▶ [What to produce]
Sort through the entries below and pull out lines containing the word "knew".

= = = = = = =

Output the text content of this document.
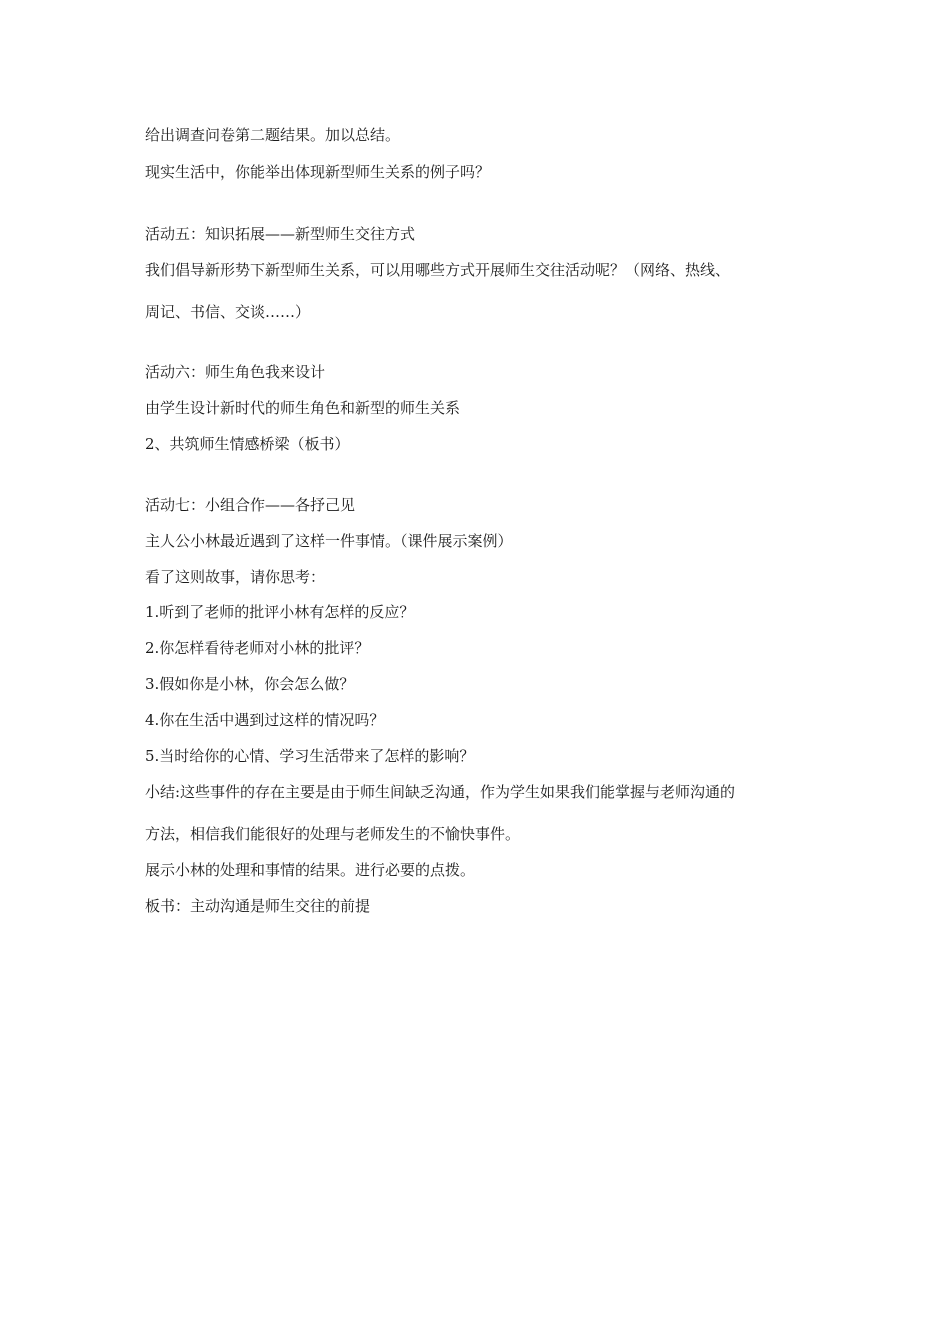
给出调查问卷第二题结果。加以总结。
现实生活中，你能举出体现新型师生关系的例子吗？
活动五：知识拓展——新型师生交往方式
我们倡导新形势下新型师生关系，可以用哪些方式开展师生交往活动呢？（网络、热线、
周记、书信、交谈……）
活动六：师生角色我来设计
由学生设计新时代的师生角色和新型的师生关系
2、共筑师生情感桥梁（板书）
活动七：小组合作——各抒己见
主人公小林最近遇到了这样一件事情。（课件展示案例）
看了这则故事，请你思考：
1.听到了老师的批评小林有怎样的反应？
2.你怎样看待老师对小林的批评？
3.假如你是小林，你会怎么做？
4.你在生活中遇到过这样的情况吗？
5.当时给你的心情、学习生活带来了怎样的影响？
小结:这些事件的存在主要是由于师生间缺乏沟通，作为学生如果我们能掌握与老师沟通的
方法，相信我们能很好的处理与老师发生的不愉快事件。
展示小林的处理和事情的结果。进行必要的点拨。
板书：主动沟通是师生交往的前提
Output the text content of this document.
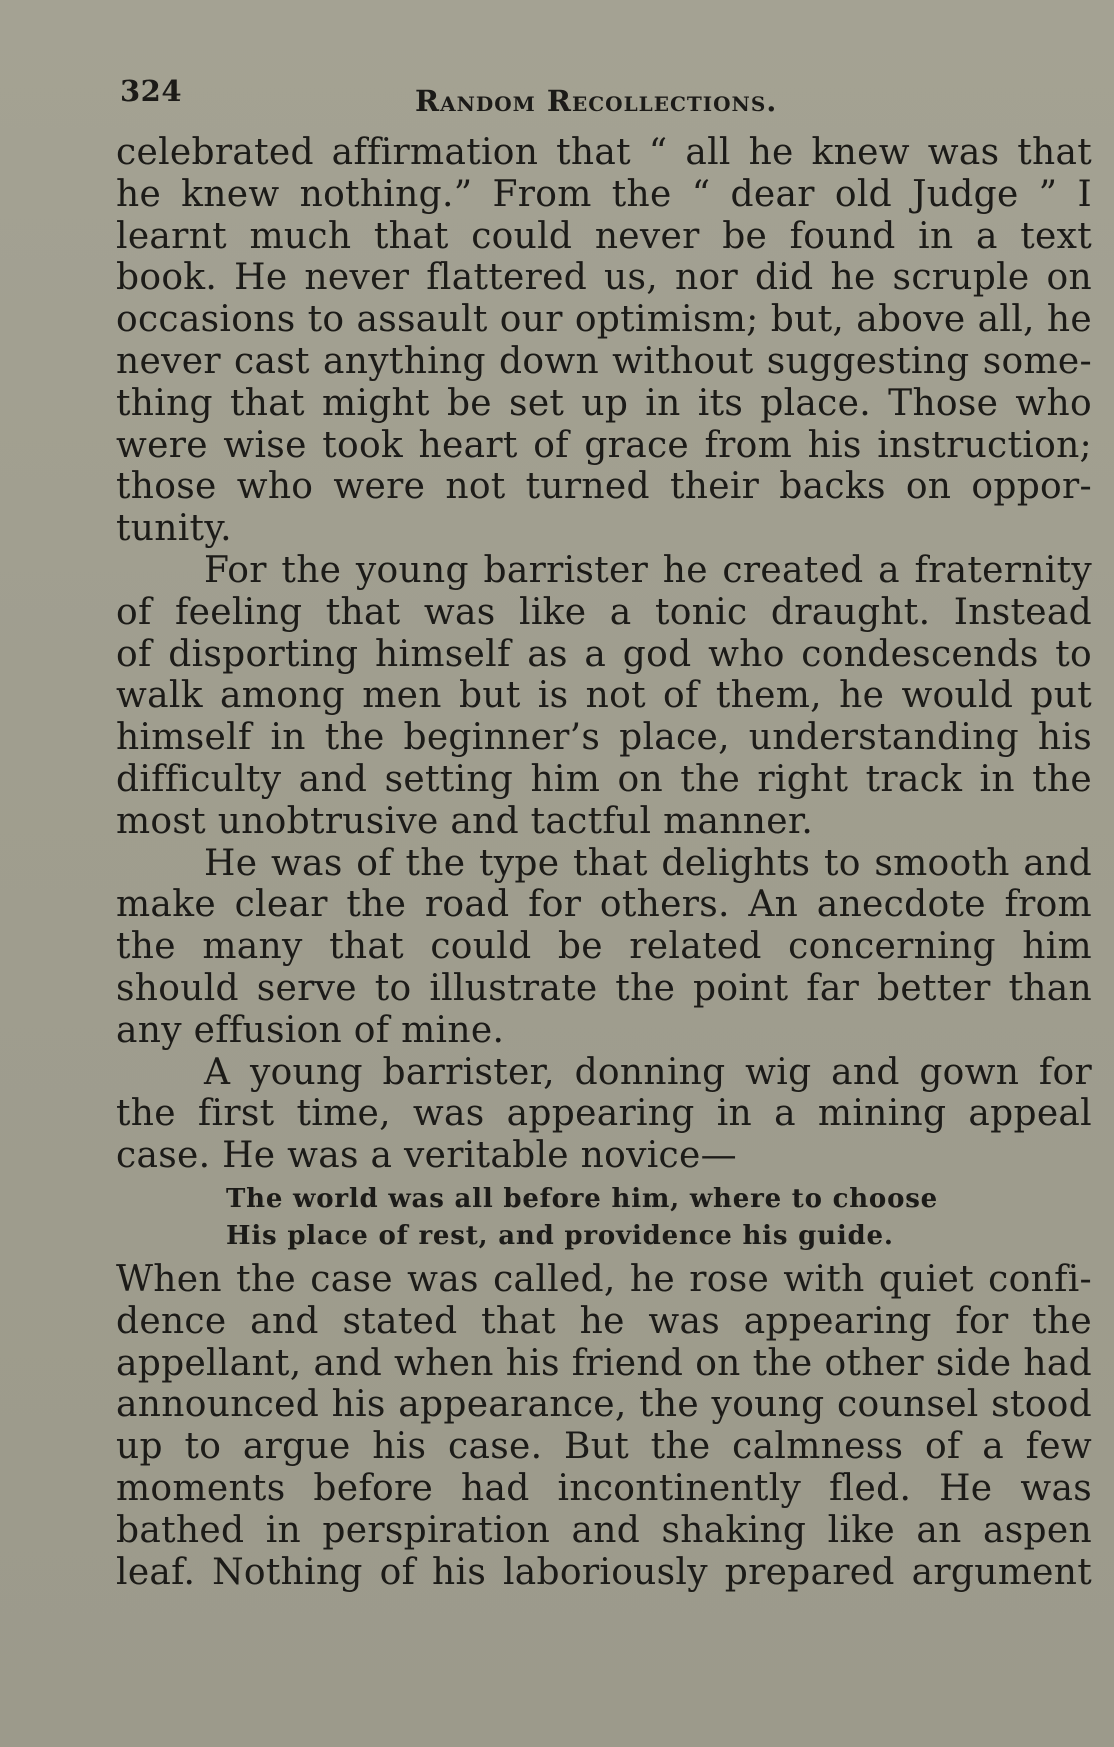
324	Random Recollections.
celebrated affirmation that “ all he knew was that
he knew nothing.” From the “ dear old Judge ” I
learnt much that could never be found in a text
book. He never flattered us, nor did he scruple on
occasions to assault our optimism; but, above all, he
never cast anything down without suggesting some-
thing that might be set up in its place. Those who
were wise took heart of grace from his instruction;
those who were not turned their backs on oppor-
tunity.
For the young barrister he created a fraternity
of feeling that was like a tonic draught. Instead
of disporting himself as a god who condescends to
walk among men but is not of them, he would put
himself in the beginner’s place, understanding his
difficulty and setting him on the right track in the
most unobtrusive and tactful manner.
He was of the type that delights to smooth and
make clear the road for others. An anecdote from
the many that could be related concerning him
should serve to illustrate the point far better than
any effusion of mine.
A young barrister, donning wig and gown for
the first time, was appearing in a mining appeal
case. He was a veritable novice—
The world was all before him, where to choose
His place of rest, and providence his guide.
When the case was called, he rose with quiet confi-
dence and stated that he was appearing for the
appellant, and when his friend on the other side had
announced his appearance, the young counsel stood
up to argue his case. But the calmness of a few
moments before had incontinently fled. He was
bathed in perspiration and shaking like an aspen
leaf. Nothing of his laboriously prepared argument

= = = = = = =

▶ [Final result]
celebrated affirmation that “ all he knew was that
he knew nothing.” From the “ dear old Judge ” I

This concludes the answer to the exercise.